### What you will do
All the data must come back unchanged, except that pictures are left out.

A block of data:

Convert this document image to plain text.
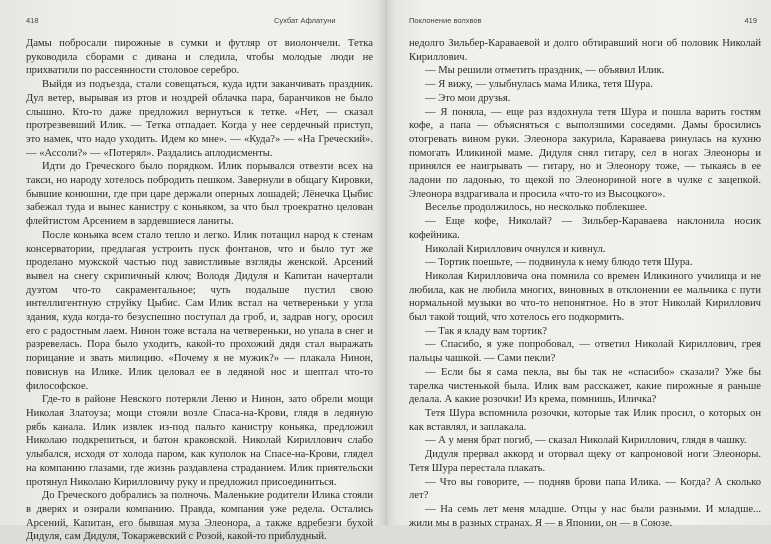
418	Сухбат Афлатуни

Дамы побросали пирожные в сумки и футляр от виолончели. Тетка руководила сборами с дивана и следила, чтобы молодые люди не прихватили по рассеянности столовое серебро.

Выйдя из подъезда, стали совещаться, куда идти заканчивать праздник. Дул ветер, вырывая из ртов и ноздрей облачка пара, баранчиков не было слышно. Кто-то даже предложил вернуться к тетке. «Нет, — сказал протрезвевший Илик. — Тетка отпадает. Когда у нее сердечный приступ, это намек, что надо уходить. Идем ко мне». — «Куда?» — «На Греческий». — «Ассоли?» — «Потерял». Раздались аплодисменты.

Идти до Греческого было порядком. Илик порывался отвезти всех на такси, но народу хотелось побродить пешком. Завернули в общагу Кировки, бывшие конюшни, где при царе держали оперных лошадей; Лёнечка Цыбис забежал туда и вынес канистру с коньяком, за что был троекратно целован флейтистом Арсением в зардевшиеся ланиты.

После коньяка всем стало тепло и легко. Илик потащил народ к стенам консерватории, предлагая устроить пуск фонтанов, что и было тут же проделано мужской частью под завистливые взгляды женской. Арсений вывел на снегу скрипичный ключ; Володя Дидуля и Капитан начертали дуэтом что-то сакраментальное; чуть подальше пустил свою интеллигентную струйку Цыбис. Сам Илик встал на четвереньки у угла здания, куда когда-то безуспешно поступал да гроб, и, задрав ногу, оросил его с радостным лаем. Нинон тоже встала на четвереньки, но упала в снег и разревелась. Пора было уходить, какой-то прохожий дядя стал выражать порицание и звать милицию. «Почему я не мужик?» — плакала Нинон, повиснув на Илике. Илик целовал ее в ледяной нос и шептал что-то философское.

Где-то в районе Невского потеряли Леню и Нинон, зато обрели мощи Николая Златоуза; мощи стояли возле Спаса-на-Крови, глядя в ледяную рябь канала. Илик извлек из-под пальто канистру коньяка, предложил Николаю подкрепиться, и батон краковской. Николай Кириллович слабо улыбался, исходя от холода паром, как куполок на Спасе-на-Крови, глядел на компанию глазами, где жизнь раздавлена страданием. Илик приятельски протянул Николаю Кирилловичу руку и предложил присоединиться.

До Греческого добрались за полночь. Маленькие родители Илика стояли в дверях и озирали компанию. Правда, компания уже редела. Остались Арсений, Капитан, его бывшая муза Элеонора, а также вдребезги бухой Дидуля, сам Дидуля, Токаржевский с Розой, какой-то приблудный.

Поклонение волхвов	419

недолго Зильбер-Караваевой и долго обтиравший ноги об половик Николай Кириллович.

— Мы решили отметить праздник, — объявил Илик.

— Я вижу, — улыбнулась мама Илика, тетя Шура.

— Это мои друзья.

— Я поняла, — еще раз вздохнула тетя Шура и пошла варить гостям кофе, а папа — объясняться с выползшими соседями. Дамы бросились отогревать вином руки. Элеонора закурила, Караваева ринулась на кухню помогать Иликиной маме. Дидуля снял гитару, сел в ногах Элеоноры и принялся ее наигрывать — гитару, но и Элеонору тоже, — тыкаясь в ее ладони по ладонью, то щекой по Элеонориной ноге в чулке с зацепкой. Элеонора вздрагивала и просила «что-то из Высоцкого».

Веселье продолжилось, но несколько поблекшее.

— Еще кофе, Николай? — Зильбер-Караваева наклонила носик кофейника.

Николай Кириллович очнулся и кивнул.

— Тортик поешьте, — подвинула к нему блюдо тетя Шура.

Николая Кирилловича она помнила со времен Иликиного училища и не любила, как не любила многих, виновных в отклонении ее мальчика с пути нормальной музыки во что-то непонятное. Но в этот Николай Кириллович был такой тощий, что хотелось его подкормить.

— Так я кладу вам тортик?

— Спасибо, я уже попробовал, — ответил Николай Кириллович, грея пальцы чашкой. — Сами пекли?

— Если бы я сама пекла, вы бы так не «спасибо» сказали? Уже бы тарелка чистенькой была. Илик вам расскажет, какие пирожные я раньше делала. А какие розочки! Из крема, помнишь, Иличка?

Тетя Шура вспомнила розочки, которые так Илик просил, о которых он как вставлял, и заплакала.

— А у меня брат погиб, — сказал Николай Кириллович, глядя в чашку.

Дидуля прервал аккорд и оторвал щеку от капроновой ноги Элеоноры. Тетя Шура перестала плакать.

— Что вы говорите, — подняв брови папа Илика. — Когда? А сколько лет?

— На семь лет меня младше. Отцы у нас были разными. И младше... жили мы в разных странах. Я — в Японии, он — в Союзе.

### Solution for this problem
Convert this document image to plain text.
418	Сухбат Афлатуни

Дамы побросали пирожные в сумки и футляр от виолончели. Тетка руководила сборами с дивана и следила, чтобы молодые люди не прихватили по рассеянности столовое серебро.

Выйдя из подъезда, стали совещаться, куда идти заканчивать праздник. Дул ветер, вырывая из ртов и ноздрей облачка пара, баранчиков не было слышно. Кто-то даже предложил вернуться к тетке. «Нет, — сказал протрезвевший Илик. — Тетка отпадает. Когда у нее сердечный приступ, это намек, что надо уходить. Идем ко мне». — «Куда?» — «На Греческий». — «Ассоли?» — «Потерял». Раздались аплодисменты.

Идти до Греческого было порядком. Илик порывался отвезти всех на такси, но народу хотелось побродить пешком. Завернули в общагу Кировки, бывшие конюшни, где при царе держали оперных лошадей; Лёнечка Цыбис забежал туда и вынес канистру с коньяком, за что был троекратно целован флейтистом Арсением в зардевшиеся ланиты.

После коньяка всем стало тепло и легко. Илик потащил народ к стенам консерватории, предлагая устроить пуск фонтанов, что и было тут же проделано мужской частью под завистливые взгляды женской. Арсений вывел на снегу скрипичный ключ; Володя Дидуля и Капитан начертали дуэтом что-то сакраментальное; чуть подальше пустил свою интеллигентную струйку Цыбис. Сам Илик встал на четвереньки у угла здания, куда когда-то безуспешно поступал да гроб, и, задрав ногу, оросил его с радостным лаем. Нинон тоже встала на четвереньки, но упала в снег и разревелась. Пора было уходить, какой-то прохожий дядя стал выражать порицание и звать милицию. «Почему я не мужик?» — плакала Нинон, повиснув на Илике. Илик целовал ее в ледяной нос и шептал что-то философское.

Где-то в районе Невского потеряли Леню и Нинон, зато обрели мощи Николая Златоуза; мощи стояли возле Спаса-на-Крови, глядя в ледяную рябь канала. Илик извлек из-под пальто канистру коньяка, предложил Николаю подкрепиться, и батон краковской. Николай Кириллович слабо улыбался, исходя от холода паром, как куполок на Спасе-на-Крови, глядел на компанию глазами, где жизнь раздавлена страданием. Илик приятельски протянул Николаю Кирилловичу руку и предложил присоединиться.

До Греческого добрались за полночь. Маленькие родители Илика стояли в дверях и озирали компанию. Правда, компания уже редела. Остались Арсений, Капитан, его бывшая муза Элеонора, а также вдребезги бухой Дидуля, сам Дидуля, Токаржевский с Розой, какой-то приблудный.

Поклонение волхвов	419

недолго Зильбер-Караваевой и долго обтиравший ноги об половик Николай Кириллович.

— Мы решили отметить праздник, — объявил Илик.

— Я вижу, — улыбнулась мама Илика, тетя Шура.

— Это мои друзья.

— Я поняла, — еще раз вздохнула тетя Шура и пошла варить гостям кофе, а папа — объясняться с выползшими соседями. Дамы бросились отогревать вином руки. Элеонора закурила, Караваева ринулась на кухню помогать Иликиной маме. Дидуля снял гитару, сел в ногах Элеоноры и принялся ее наигрывать — гитару, но и Элеонору тоже, — тыкаясь в ее ладони по ладонью, то щекой по Элеонориной ноге в чулке с зацепкой. Элеонора вздрагивала и просила «что-то из Высоцкого».

Веселье продолжилось, но несколько поблекшее.

— Еще кофе, Николай? — Зильбер-Караваева наклонила носик кофейника.

Николай Кириллович очнулся и кивнул.

— Тортик поешьте, — подвинула к нему блюдо тетя Шура.

Николая Кирилловича она помнила со времен Иликиного училища и не любила, как не любила многих, виновных в отклонении ее мальчика с пути нормальной музыки во что-то непонятное. Но в этот Николай Кириллович был такой тощий, что хотелось его подкормить.

— Так я кладу вам тортик?

— Спасибо, я уже попробовал, — ответил Николай Кириллович, грея пальцы чашкой. — Сами пекли?

— Если бы я сама пекла, вы бы так не «спасибо» сказали? Уже бы тарелка чистенькой была. Илик вам расскажет, какие пирожные я раньше делала. А какие розочки! Из крема, помнишь, Иличка?

Тетя Шура вспомнила розочки, которые так Илик просил, о которых он как вставлял, и заплакала.

— А у меня брат погиб, — сказал Николай Кириллович, глядя в чашку.

Дидуля прервал аккорд и оторвал щеку от капроновой ноги Элеоноры. Тетя Шура перестала плакать.

— Что вы говорите, — подняв брови папа Илика. — Когда? А сколько лет?

— На семь лет меня младше. Отцы у нас были разными. И младше... жили мы в разных странах. Я — в Японии, он — в Союзе.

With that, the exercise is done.